(GIVEN EXERCISE) Reproduce the records. Keep every word exact and include no images.

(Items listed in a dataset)
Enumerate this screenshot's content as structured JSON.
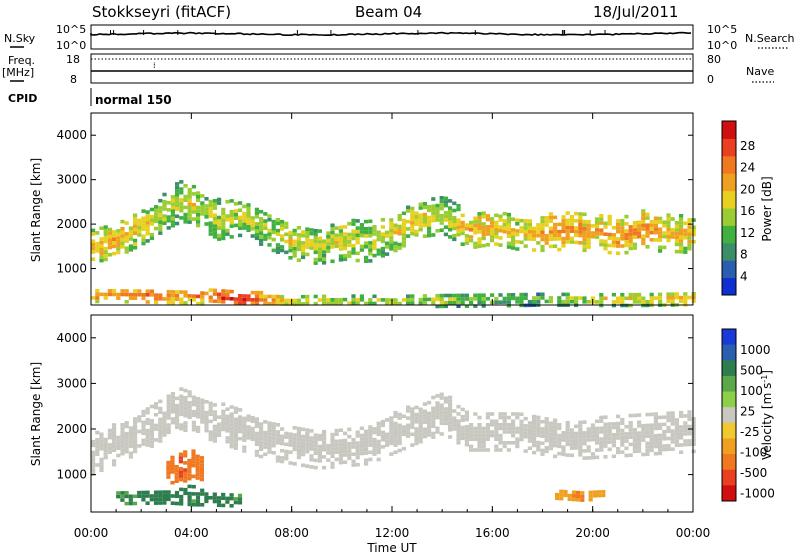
{
  "header": {
    "station": "Stokkseyri (fitACF)",
    "beam": "Beam 04",
    "date": "18/Jul/2011"
  },
  "top_panels": {
    "nsky_label": "N.Sky",
    "nsky_ticks": [
      "10^5",
      "10^0"
    ],
    "nsearch_label": "N.Search",
    "nsearch_ticks": [
      "10^5",
      "10^0"
    ],
    "freq_label": "Freq.",
    "freq_unit": "[MHz]",
    "freq_ticks": [
      "18",
      "8"
    ],
    "nave_label": "Nave",
    "nave_ticks": [
      "80",
      "0"
    ],
    "cpid_label": "CPID",
    "cpid_value": "normal 150"
  },
  "axes": {
    "ylabel": "Slant Range [km]",
    "yticks": [
      "1000",
      "2000",
      "3000",
      "4000"
    ],
    "xticks": [
      "00:00",
      "04:00",
      "08:00",
      "12:00",
      "16:00",
      "20:00",
      "00:00"
    ],
    "xlabel": "Time UT"
  },
  "colorbars": {
    "power": {
      "label": "Power [dB]",
      "ticks": [
        "4",
        "8",
        "12",
        "16",
        "20",
        "24",
        "28"
      ],
      "colors": [
        "#0f2fd0",
        "#2a5fb0",
        "#3a8f6a",
        "#40b040",
        "#9acd32",
        "#e8d020",
        "#f0a020",
        "#f07820",
        "#e84020",
        "#d01010"
      ]
    },
    "velocity": {
      "label": "Velocity [m s",
      "label_sup": "-1",
      "label_end": "]",
      "ticks": [
        "1000",
        "500",
        "100",
        "25",
        "-25",
        "-100",
        "-500",
        "-1000"
      ],
      "colors": [
        "#1a3ad8",
        "#2a5fb0",
        "#2e7d4e",
        "#5aa84a",
        "#8cd04a",
        "#c8c8c0",
        "#f0c830",
        "#f0a020",
        "#f07820",
        "#e84020",
        "#d01010"
      ],
      "ground_scatter": "#c8c8c0"
    }
  },
  "chart_data": [
    {
      "type": "heatmap",
      "title": "",
      "xlabel": "",
      "ylabel": "Slant Range [km]",
      "xlim": [
        0,
        24
      ],
      "ylim": [
        180,
        4500
      ],
      "value": "Power [dB]",
      "clim": [
        0,
        30
      ],
      "bands": [
        {
          "x": [
            0.0,
            1.0,
            2.0,
            3.0,
            3.5,
            4.0,
            5.0,
            6.0,
            7.0,
            8.0,
            9.0,
            10.0,
            11.0,
            12.0,
            13.0,
            14.0,
            15.0,
            16.0,
            17.0,
            18.0,
            19.0,
            20.0,
            21.0,
            22.0,
            23.0,
            24.0
          ],
          "center_km": [
            1550,
            1700,
            2000,
            2400,
            2550,
            2500,
            2150,
            2200,
            1900,
            1650,
            1550,
            1700,
            1650,
            1850,
            2150,
            2250,
            1900,
            2000,
            1850,
            1850,
            1900,
            1850,
            1800,
            1900,
            1850,
            1800
          ],
          "width_km": [
            380,
            380,
            400,
            450,
            450,
            420,
            450,
            400,
            400,
            400,
            400,
            450,
            450,
            420,
            400,
            420,
            400,
            400,
            380,
            400,
            420,
            420,
            420,
            450,
            420,
            400
          ],
          "power_db": [
            16,
            16,
            14,
            12,
            12,
            14,
            12,
            12,
            12,
            14,
            12,
            14,
            12,
            14,
            14,
            12,
            16,
            16,
            14,
            18,
            18,
            16,
            18,
            18,
            14,
            16
          ]
        },
        {
          "x": [
            0.0,
            2.0,
            4.0,
            6.0,
            8.0,
            10.0,
            12.0,
            14.0,
            16.0,
            18.0,
            20.0,
            22.0,
            24.0
          ],
          "center_km": [
            450,
            450,
            420,
            360,
            300,
            300,
            300,
            320,
            340,
            350,
            330,
            350,
            380
          ],
          "width_km": [
            150,
            160,
            160,
            180,
            140,
            120,
            130,
            130,
            140,
            130,
            120,
            140,
            150
          ],
          "power_db": [
            18,
            20,
            18,
            24,
            14,
            12,
            12,
            12,
            10,
            10,
            14,
            14,
            16
          ]
        }
      ]
    },
    {
      "type": "heatmap",
      "title": "",
      "xlabel": "Time UT",
      "ylabel": "Slant Range [km]",
      "xlim": [
        0,
        24
      ],
      "ylim": [
        180,
        4500
      ],
      "value": "Velocity [m s-1]",
      "clim": [
        -1000,
        1000
      ],
      "bands": [
        {
          "x": [
            0.0,
            2.0,
            3.5,
            5.0,
            7.0,
            9.0,
            11.0,
            13.0,
            14.0,
            15.0,
            17.0,
            19.0,
            21.0,
            22.5,
            24.0
          ],
          "center_km": [
            1500,
            2000,
            2500,
            2200,
            1800,
            1600,
            1700,
            2200,
            2400,
            2000,
            2000,
            1800,
            1900,
            1950,
            2000
          ],
          "width_km": [
            450,
            450,
            450,
            450,
            420,
            420,
            420,
            450,
            450,
            420,
            420,
            420,
            450,
            450,
            450
          ],
          "velocity_ms": [
            0,
            0,
            0,
            0,
            0,
            0,
            0,
            0,
            0,
            0,
            0,
            0,
            0,
            0,
            0
          ]
        },
        {
          "x": [
            1.0,
            2.0,
            3.0,
            4.0,
            5.0,
            6.0
          ],
          "center_km": [
            550,
            560,
            560,
            600,
            520,
            480
          ],
          "width_km": [
            150,
            150,
            140,
            220,
            150,
            140
          ],
          "velocity_ms": [
            100,
            120,
            150,
            110,
            130,
            100
          ]
        },
        {
          "x": [
            3.0,
            3.5,
            4.0,
            4.5
          ],
          "center_km": [
            1050,
            1200,
            1300,
            1150
          ],
          "width_km": [
            300,
            350,
            300,
            250
          ],
          "velocity_ms": [
            -300,
            -400,
            -350,
            -300
          ]
        },
        {
          "x": [
            18.5,
            19.5,
            20.5
          ],
          "center_km": [
            620,
            600,
            610
          ],
          "width_km": [
            100,
            120,
            100
          ],
          "velocity_ms": [
            -150,
            -200,
            -150
          ]
        }
      ]
    }
  ]
}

(SOLUTION)
Enumerate this screenshot's content as structured JSON.
{
  "header": {
    "station": "Stokkseyri (fitACF)",
    "beam": "Beam 04",
    "date": "18/Jul/2011"
  },
  "top_panels": {
    "nsky_label": "N.Sky",
    "nsky_ticks": [
      "10^5",
      "10^0"
    ],
    "nsearch_label": "N.Search",
    "nsearch_ticks": [
      "10^5",
      "10^0"
    ],
    "freq_label": "Freq.",
    "freq_unit": "[MHz]",
    "freq_ticks": [
      "18",
      "8"
    ],
    "nave_label": "Nave",
    "nave_ticks": [
      "80",
      "0"
    ],
    "cpid_label": "CPID",
    "cpid_value": "normal 150"
  },
  "axes": {
    "ylabel": "Slant Range [km]",
    "yticks": [
      "1000",
      "2000",
      "3000",
      "4000"
    ],
    "xticks": [
      "00:00",
      "04:00",
      "08:00",
      "12:00",
      "16:00",
      "20:00",
      "00:00"
    ],
    "xlabel": "Time UT"
  },
  "colorbars": {
    "power": {
      "label": "Power [dB]",
      "ticks": [
        "4",
        "8",
        "12",
        "16",
        "20",
        "24",
        "28"
      ],
      "colors": [
        "#0f2fd0",
        "#2a5fb0",
        "#3a8f6a",
        "#40b040",
        "#9acd32",
        "#e8d020",
        "#f0a020",
        "#f07820",
        "#e84020",
        "#d01010"
      ]
    },
    "velocity": {
      "label": "Velocity [m s",
      "label_sup": "-1",
      "label_end": "]",
      "ticks": [
        "1000",
        "500",
        "100",
        "25",
        "-25",
        "-100",
        "-500",
        "-1000"
      ],
      "colors": [
        "#1a3ad8",
        "#2a5fb0",
        "#2e7d4e",
        "#5aa84a",
        "#8cd04a",
        "#c8c8c0",
        "#f0c830",
        "#f0a020",
        "#f07820",
        "#e84020",
        "#d01010"
      ],
      "ground_scatter": "#c8c8c0"
    }
  },
  "chart_data": [
    {
      "type": "heatmap",
      "title": "",
      "xlabel": "",
      "ylabel": "Slant Range [km]",
      "xlim": [
        0,
        24
      ],
      "ylim": [
        180,
        4500
      ],
      "value": "Power [dB]",
      "clim": [
        0,
        30
      ],
      "bands": [
        {
          "x": [
            0.0,
            1.0,
            2.0,
            3.0,
            3.5,
            4.0,
            5.0,
            6.0,
            7.0,
            8.0,
            9.0,
            10.0,
            11.0,
            12.0,
            13.0,
            14.0,
            15.0,
            16.0,
            17.0,
            18.0,
            19.0,
            20.0,
            21.0,
            22.0,
            23.0,
            24.0
          ],
          "center_km": [
            1550,
            1700,
            2000,
            2400,
            2550,
            2500,
            2150,
            2200,
            1900,
            1650,
            1550,
            1700,
            1650,
            1850,
            2150,
            2250,
            1900,
            2000,
            1850,
            1850,
            1900,
            1850,
            1800,
            1900,
            1850,
            1800
          ],
          "width_km": [
            380,
            380,
            400,
            450,
            450,
            420,
            450,
            400,
            400,
            400,
            400,
            450,
            450,
            420,
            400,
            420,
            400,
            400,
            380,
            400,
            420,
            420,
            420,
            450,
            420,
            400
          ],
          "power_db": [
            16,
            16,
            14,
            12,
            12,
            14,
            12,
            12,
            12,
            14,
            12,
            14,
            12,
            14,
            14,
            12,
            16,
            16,
            14,
            18,
            18,
            16,
            18,
            18,
            14,
            16
          ]
        },
        {
          "x": [
            0.0,
            2.0,
            4.0,
            6.0,
            8.0,
            10.0,
            12.0,
            14.0,
            16.0,
            18.0,
            20.0,
            22.0,
            24.0
          ],
          "center_km": [
            450,
            450,
            420,
            360,
            300,
            300,
            300,
            320,
            340,
            350,
            330,
            350,
            380
          ],
          "width_km": [
            150,
            160,
            160,
            180,
            140,
            120,
            130,
            130,
            140,
            130,
            120,
            140,
            150
          ],
          "power_db": [
            18,
            20,
            18,
            24,
            14,
            12,
            12,
            12,
            10,
            10,
            14,
            14,
            16
          ]
        }
      ]
    },
    {
      "type": "heatmap",
      "title": "",
      "xlabel": "Time UT",
      "ylabel": "Slant Range [km]",
      "xlim": [
        0,
        24
      ],
      "ylim": [
        180,
        4500
      ],
      "value": "Velocity [m s-1]",
      "clim": [
        -1000,
        1000
      ],
      "bands": [
        {
          "x": [
            0.0,
            2.0,
            3.5,
            5.0,
            7.0,
            9.0,
            11.0,
            13.0,
            14.0,
            15.0,
            17.0,
            19.0,
            21.0,
            22.5,
            24.0
          ],
          "center_km": [
            1500,
            2000,
            2500,
            2200,
            1800,
            1600,
            1700,
            2200,
            2400,
            2000,
            2000,
            1800,
            1900,
            1950,
            2000
          ],
          "width_km": [
            450,
            450,
            450,
            450,
            420,
            420,
            420,
            450,
            450,
            420,
            420,
            420,
            450,
            450,
            450
          ],
          "velocity_ms": [
            0,
            0,
            0,
            0,
            0,
            0,
            0,
            0,
            0,
            0,
            0,
            0,
            0,
            0,
            0
          ]
        },
        {
          "x": [
            1.0,
            2.0,
            3.0,
            4.0,
            5.0,
            6.0
          ],
          "center_km": [
            550,
            560,
            560,
            600,
            520,
            480
          ],
          "width_km": [
            150,
            150,
            140,
            220,
            150,
            140
          ],
          "velocity_ms": [
            100,
            120,
            150,
            110,
            130,
            100
          ]
        },
        {
          "x": [
            3.0,
            3.5,
            4.0,
            4.5
          ],
          "center_km": [
            1050,
            1200,
            1300,
            1150
          ],
          "width_km": [
            300,
            350,
            300,
            250
          ],
          "velocity_ms": [
            -300,
            -400,
            -350,
            -300
          ]
        },
        {
          "x": [
            18.5,
            19.5,
            20.5
          ],
          "center_km": [
            620,
            600,
            610
          ],
          "width_km": [
            100,
            120,
            100
          ],
          "velocity_ms": [
            -150,
            -200,
            -150
          ]
        }
      ]
    }
  ]
}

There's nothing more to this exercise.